→ O QUE FAZER:
Converta em uma tabela Markdown com as colunas n e Linha tudo o que vai, nos dados, da linha que contém "footer-link-item: Internal Family" até a linha que contém "footer-link[interactable]: California therapists", incluindo as duas. Numere as linhas na coluna n e deixe de fora as que estiverem em branco.

→ DADOS:
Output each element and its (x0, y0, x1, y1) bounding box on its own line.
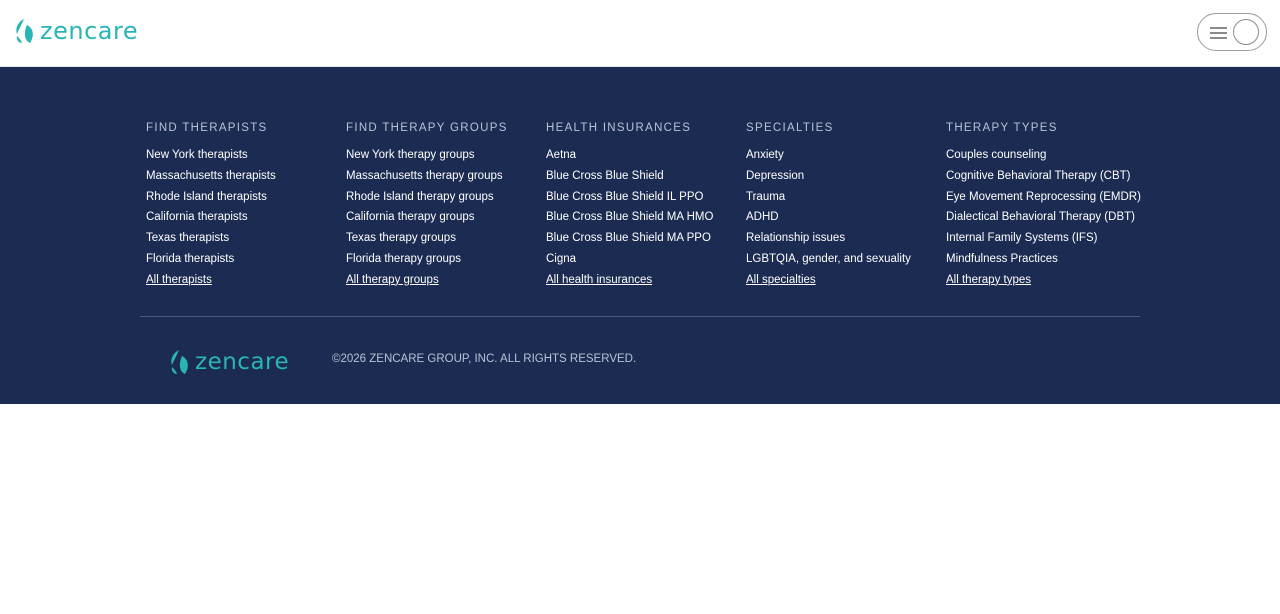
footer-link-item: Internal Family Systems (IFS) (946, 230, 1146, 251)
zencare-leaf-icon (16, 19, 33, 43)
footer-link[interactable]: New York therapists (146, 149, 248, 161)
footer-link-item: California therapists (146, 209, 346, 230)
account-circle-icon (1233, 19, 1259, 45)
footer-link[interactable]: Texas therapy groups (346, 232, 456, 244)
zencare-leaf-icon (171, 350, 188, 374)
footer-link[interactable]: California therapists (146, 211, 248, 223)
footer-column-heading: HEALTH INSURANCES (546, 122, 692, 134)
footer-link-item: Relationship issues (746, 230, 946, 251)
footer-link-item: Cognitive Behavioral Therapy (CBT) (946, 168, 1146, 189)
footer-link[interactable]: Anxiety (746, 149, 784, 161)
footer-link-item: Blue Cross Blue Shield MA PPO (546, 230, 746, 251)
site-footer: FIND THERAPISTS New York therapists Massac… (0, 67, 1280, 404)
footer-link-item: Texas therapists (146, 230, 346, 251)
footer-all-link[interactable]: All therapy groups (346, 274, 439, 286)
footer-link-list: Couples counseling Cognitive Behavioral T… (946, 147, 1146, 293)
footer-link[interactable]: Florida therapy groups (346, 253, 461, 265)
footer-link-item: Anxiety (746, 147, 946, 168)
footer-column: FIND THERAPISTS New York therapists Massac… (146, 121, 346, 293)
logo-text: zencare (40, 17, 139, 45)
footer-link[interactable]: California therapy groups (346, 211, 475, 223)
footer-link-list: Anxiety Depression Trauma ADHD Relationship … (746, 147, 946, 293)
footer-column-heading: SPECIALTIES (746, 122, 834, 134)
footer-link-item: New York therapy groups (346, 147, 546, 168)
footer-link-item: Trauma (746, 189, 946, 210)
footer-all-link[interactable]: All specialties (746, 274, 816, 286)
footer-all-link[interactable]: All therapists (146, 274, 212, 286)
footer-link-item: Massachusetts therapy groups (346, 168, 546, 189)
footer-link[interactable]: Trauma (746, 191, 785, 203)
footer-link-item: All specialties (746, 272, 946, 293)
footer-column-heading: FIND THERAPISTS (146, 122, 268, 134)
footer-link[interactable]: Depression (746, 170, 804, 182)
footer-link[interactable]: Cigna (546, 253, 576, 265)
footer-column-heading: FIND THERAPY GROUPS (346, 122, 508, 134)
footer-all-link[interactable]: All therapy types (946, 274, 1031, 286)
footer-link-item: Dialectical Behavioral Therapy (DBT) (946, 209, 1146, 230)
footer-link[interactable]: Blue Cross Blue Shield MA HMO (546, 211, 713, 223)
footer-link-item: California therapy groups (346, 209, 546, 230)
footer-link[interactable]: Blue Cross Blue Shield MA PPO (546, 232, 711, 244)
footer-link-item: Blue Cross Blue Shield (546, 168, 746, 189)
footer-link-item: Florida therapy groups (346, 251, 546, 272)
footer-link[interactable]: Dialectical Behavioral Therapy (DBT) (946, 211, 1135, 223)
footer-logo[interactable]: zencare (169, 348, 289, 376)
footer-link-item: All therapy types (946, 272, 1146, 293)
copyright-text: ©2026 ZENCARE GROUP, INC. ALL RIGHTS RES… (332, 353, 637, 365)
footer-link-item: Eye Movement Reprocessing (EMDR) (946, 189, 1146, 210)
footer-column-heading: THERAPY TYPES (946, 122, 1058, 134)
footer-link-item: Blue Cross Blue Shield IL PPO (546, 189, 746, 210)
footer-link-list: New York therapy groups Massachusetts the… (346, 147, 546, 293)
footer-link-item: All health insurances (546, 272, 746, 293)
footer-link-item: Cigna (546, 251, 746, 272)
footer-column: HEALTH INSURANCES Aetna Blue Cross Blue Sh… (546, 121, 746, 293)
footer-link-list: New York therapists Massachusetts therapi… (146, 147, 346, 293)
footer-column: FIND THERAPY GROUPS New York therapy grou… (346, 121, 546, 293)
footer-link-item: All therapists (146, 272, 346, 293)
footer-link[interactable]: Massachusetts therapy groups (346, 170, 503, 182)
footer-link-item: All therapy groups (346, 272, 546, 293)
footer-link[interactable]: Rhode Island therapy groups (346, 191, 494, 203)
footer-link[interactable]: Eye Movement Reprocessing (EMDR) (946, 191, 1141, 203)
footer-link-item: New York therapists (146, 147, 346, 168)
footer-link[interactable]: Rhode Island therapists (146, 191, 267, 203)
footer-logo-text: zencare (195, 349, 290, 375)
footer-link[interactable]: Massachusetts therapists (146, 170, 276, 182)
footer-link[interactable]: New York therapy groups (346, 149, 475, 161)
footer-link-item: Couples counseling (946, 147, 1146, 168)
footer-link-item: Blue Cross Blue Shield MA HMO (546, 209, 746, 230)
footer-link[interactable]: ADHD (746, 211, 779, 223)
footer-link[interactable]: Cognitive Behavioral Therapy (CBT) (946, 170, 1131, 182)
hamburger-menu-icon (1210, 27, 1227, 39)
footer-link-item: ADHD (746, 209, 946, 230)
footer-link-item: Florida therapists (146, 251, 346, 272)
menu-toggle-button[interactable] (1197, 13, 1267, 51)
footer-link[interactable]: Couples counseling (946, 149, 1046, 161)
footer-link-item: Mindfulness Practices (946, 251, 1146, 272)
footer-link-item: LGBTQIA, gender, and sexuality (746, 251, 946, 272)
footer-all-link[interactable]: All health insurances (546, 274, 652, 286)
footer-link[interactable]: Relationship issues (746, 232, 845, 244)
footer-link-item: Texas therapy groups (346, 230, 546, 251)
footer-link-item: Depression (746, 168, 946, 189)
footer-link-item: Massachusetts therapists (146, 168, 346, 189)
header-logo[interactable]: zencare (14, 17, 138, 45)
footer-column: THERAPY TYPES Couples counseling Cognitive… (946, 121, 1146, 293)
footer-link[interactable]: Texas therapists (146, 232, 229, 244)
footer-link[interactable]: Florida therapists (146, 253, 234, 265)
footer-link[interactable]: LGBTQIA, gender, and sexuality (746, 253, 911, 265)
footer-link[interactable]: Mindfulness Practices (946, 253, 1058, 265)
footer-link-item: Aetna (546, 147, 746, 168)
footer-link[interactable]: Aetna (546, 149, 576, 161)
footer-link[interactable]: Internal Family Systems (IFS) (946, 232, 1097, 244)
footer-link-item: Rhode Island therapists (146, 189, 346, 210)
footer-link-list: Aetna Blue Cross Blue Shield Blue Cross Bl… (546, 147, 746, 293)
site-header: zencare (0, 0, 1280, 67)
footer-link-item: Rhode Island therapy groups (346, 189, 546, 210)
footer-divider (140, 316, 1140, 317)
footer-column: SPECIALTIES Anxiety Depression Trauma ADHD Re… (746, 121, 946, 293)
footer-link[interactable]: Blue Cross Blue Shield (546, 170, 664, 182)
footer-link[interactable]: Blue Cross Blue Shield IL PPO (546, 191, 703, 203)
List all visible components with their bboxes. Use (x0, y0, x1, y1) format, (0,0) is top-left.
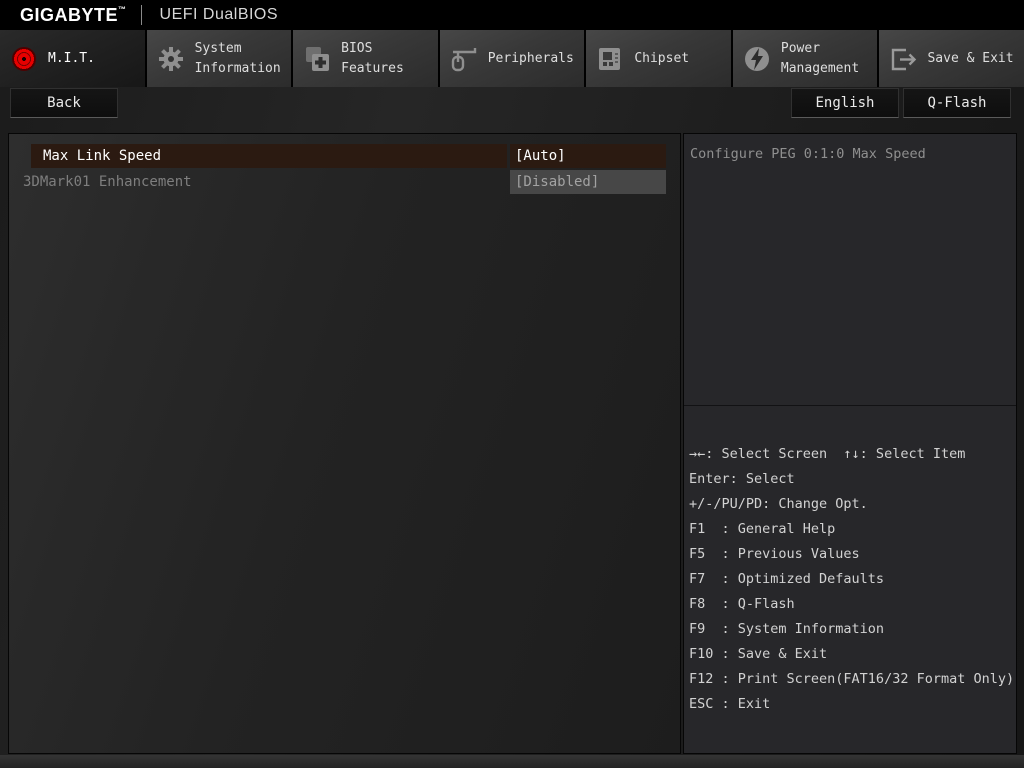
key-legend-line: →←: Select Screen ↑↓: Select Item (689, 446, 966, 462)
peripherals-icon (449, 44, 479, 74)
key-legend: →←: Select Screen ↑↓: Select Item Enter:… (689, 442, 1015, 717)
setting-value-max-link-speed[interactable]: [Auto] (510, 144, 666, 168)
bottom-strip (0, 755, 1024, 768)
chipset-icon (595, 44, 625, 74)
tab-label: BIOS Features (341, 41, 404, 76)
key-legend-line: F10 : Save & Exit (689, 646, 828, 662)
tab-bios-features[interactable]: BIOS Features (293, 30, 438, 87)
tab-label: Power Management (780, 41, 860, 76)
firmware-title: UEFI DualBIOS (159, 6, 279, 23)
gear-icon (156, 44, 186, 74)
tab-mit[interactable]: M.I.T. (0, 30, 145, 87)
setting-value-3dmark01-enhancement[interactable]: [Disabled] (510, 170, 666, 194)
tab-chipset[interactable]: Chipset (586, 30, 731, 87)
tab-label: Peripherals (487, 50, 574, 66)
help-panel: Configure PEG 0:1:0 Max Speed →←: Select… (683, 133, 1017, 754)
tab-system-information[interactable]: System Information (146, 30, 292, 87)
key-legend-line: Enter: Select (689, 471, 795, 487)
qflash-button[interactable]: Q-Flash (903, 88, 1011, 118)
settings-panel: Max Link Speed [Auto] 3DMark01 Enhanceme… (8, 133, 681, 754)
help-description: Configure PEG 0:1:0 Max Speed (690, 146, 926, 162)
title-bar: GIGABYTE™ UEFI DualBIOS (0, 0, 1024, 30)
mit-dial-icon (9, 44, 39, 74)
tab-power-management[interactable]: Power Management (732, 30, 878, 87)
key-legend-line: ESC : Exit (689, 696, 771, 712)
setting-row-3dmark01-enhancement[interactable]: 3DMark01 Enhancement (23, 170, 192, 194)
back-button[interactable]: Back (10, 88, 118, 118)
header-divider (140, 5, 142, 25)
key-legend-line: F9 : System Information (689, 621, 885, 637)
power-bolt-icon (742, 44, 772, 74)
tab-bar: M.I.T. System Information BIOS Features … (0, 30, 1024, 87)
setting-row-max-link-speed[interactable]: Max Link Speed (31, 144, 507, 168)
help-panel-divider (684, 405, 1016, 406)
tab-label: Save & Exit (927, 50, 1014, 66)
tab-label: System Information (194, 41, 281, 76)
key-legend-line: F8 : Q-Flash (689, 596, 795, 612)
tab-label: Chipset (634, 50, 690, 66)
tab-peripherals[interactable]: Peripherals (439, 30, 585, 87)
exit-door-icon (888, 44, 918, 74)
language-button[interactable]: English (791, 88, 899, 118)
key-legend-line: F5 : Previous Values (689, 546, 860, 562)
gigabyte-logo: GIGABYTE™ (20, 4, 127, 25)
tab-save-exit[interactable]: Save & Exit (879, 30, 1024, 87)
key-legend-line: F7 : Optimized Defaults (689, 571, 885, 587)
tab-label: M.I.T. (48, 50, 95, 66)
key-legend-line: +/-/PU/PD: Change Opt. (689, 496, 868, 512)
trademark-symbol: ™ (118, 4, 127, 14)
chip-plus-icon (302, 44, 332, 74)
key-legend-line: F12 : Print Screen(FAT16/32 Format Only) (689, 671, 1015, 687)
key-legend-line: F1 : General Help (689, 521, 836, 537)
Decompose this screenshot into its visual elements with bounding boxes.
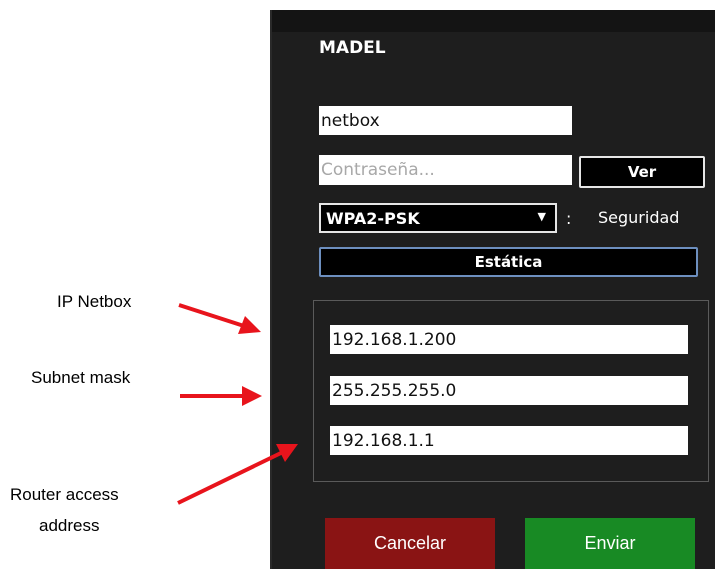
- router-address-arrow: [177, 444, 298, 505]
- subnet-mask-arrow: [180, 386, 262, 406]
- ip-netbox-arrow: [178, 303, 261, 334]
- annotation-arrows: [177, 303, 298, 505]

→ SOLUÇÃO:
| n | Linha |
|---|---|
| 1 | footer-link-item: Internal Family Systems (IFS) (946, 230, 1146, 251) |
| 2 | zencare-leaf-icon (16, 19, 33, 43) |
| 3 | footer-link[interactable]: New York therapists (146, 149, 248, 161) |
| 4 | footer-link-item: California therapists (146, 209, 346, 230) |
| 5 | account-circle-icon (1233, 19, 1259, 45) |
| 6 | footer-link[interactable]: Texas therapy groups (346, 232, 456, 244) |
| 7 | zencare-leaf-icon (171, 350, 188, 374) |
| 8 | footer-link[interactable]: California therapists (146, 211, 248, 223) |